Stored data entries
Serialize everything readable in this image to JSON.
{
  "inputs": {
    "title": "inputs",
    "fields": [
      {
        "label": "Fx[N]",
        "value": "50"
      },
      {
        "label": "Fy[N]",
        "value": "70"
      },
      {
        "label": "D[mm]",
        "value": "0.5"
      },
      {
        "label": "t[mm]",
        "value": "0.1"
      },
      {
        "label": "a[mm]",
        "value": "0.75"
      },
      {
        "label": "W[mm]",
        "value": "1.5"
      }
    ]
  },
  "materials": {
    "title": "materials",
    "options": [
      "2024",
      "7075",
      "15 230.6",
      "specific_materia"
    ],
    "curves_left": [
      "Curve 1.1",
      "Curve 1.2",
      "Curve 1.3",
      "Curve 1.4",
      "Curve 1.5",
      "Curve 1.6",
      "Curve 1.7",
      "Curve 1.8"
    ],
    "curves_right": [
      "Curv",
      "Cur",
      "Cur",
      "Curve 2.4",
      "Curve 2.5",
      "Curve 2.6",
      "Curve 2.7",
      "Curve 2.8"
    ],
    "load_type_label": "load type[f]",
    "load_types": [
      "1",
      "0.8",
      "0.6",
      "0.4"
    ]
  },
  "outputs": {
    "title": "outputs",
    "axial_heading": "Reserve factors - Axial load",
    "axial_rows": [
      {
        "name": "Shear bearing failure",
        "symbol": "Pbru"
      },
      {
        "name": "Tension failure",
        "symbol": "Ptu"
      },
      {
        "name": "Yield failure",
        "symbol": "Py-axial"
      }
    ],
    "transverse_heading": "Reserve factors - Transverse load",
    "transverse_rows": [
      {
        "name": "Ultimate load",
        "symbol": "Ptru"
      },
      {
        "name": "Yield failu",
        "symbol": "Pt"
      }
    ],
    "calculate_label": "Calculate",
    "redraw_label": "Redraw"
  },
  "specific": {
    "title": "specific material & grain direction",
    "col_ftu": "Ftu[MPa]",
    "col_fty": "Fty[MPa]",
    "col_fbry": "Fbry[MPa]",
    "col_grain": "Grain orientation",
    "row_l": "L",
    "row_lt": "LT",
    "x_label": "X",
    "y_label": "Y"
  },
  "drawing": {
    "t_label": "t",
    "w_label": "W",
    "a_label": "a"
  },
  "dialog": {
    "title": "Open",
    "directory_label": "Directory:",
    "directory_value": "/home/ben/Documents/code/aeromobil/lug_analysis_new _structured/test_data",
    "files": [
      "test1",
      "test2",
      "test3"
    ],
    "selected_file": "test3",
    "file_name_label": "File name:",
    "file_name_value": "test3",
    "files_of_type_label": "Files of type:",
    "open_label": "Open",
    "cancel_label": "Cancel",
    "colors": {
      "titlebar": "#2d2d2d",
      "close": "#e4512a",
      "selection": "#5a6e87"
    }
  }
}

## PROBLEM TO WORK ON
Faithfully copy every entry, leaving nothing out.

## TASK RESULT
Serialize everything readable in this image to JSON.
{
  "inputs": {
    "title": "inputs",
    "fields": [
      {
        "label": "Fx[N]",
        "value": "50"
      },
      {
        "label": "Fy[N]",
        "value": "70"
      },
      {
        "label": "D[mm]",
        "value": "0.5"
      },
      {
        "label": "t[mm]",
        "value": "0.1"
      },
      {
        "label": "a[mm]",
        "value": "0.75"
      },
      {
        "label": "W[mm]",
        "value": "1.5"
      }
    ]
  },
  "materials": {
    "title": "materials",
    "options": [
      "2024",
      "7075",
      "15 230.6",
      "specific_materia"
    ],
    "curves_left": [
      "Curve 1.1",
      "Curve 1.2",
      "Curve 1.3",
      "Curve 1.4",
      "Curve 1.5",
      "Curve 1.6",
      "Curve 1.7",
      "Curve 1.8"
    ],
    "curves_right": [
      "Curv",
      "Cur",
      "Cur",
      "Curve 2.4",
      "Curve 2.5",
      "Curve 2.6",
      "Curve 2.7",
      "Curve 2.8"
    ],
    "load_type_label": "load type[f]",
    "load_types": [
      "1",
      "0.8",
      "0.6",
      "0.4"
    ]
  },
  "outputs": {
    "title": "outputs",
    "axial_heading": "Reserve factors - Axial load",
    "axial_rows": [
      {
        "name": "Shear bearing failure",
        "symbol": "Pbru"
      },
      {
        "name": "Tension failure",
        "symbol": "Ptu"
      },
      {
        "name": "Yield failure",
        "symbol": "Py-axial"
      }
    ],
    "transverse_heading": "Reserve factors - Transverse load",
    "transverse_rows": [
      {
        "name": "Ultimate load",
        "symbol": "Ptru"
      },
      {
        "name": "Yield failu",
        "symbol": "Pt"
      }
    ],
    "calculate_label": "Calculate",
    "redraw_label": "Redraw"
  },
  "specific": {
    "title": "specific material & grain direction",
    "col_ftu": "Ftu[MPa]",
    "col_fty": "Fty[MPa]",
    "col_fbry": "Fbry[MPa]",
    "col_grain": "Grain orientation",
    "row_l": "L",
    "row_lt": "LT",
    "x_label": "X",
    "y_label": "Y"
  },
  "drawing": {
    "t_label": "t",
    "w_label": "W",
    "a_label": "a"
  },
  "dialog": {
    "title": "Open",
    "directory_label": "Directory:",
    "directory_value": "/home/ben/Documents/code/aeromobil/lug_analysis_new _structured/test_data",
    "files": [
      "test1",
      "test2",
      "test3"
    ],
    "selected_file": "test3",
    "file_name_label": "File name:",
    "file_name_value": "test3",
    "files_of_type_label": "Files of type:",
    "open_label": "Open",
    "cancel_label": "Cancel",
    "colors": {
      "titlebar": "#2d2d2d",
      "close": "#e4512a",
      "selection": "#5a6e87"
    }
  }
}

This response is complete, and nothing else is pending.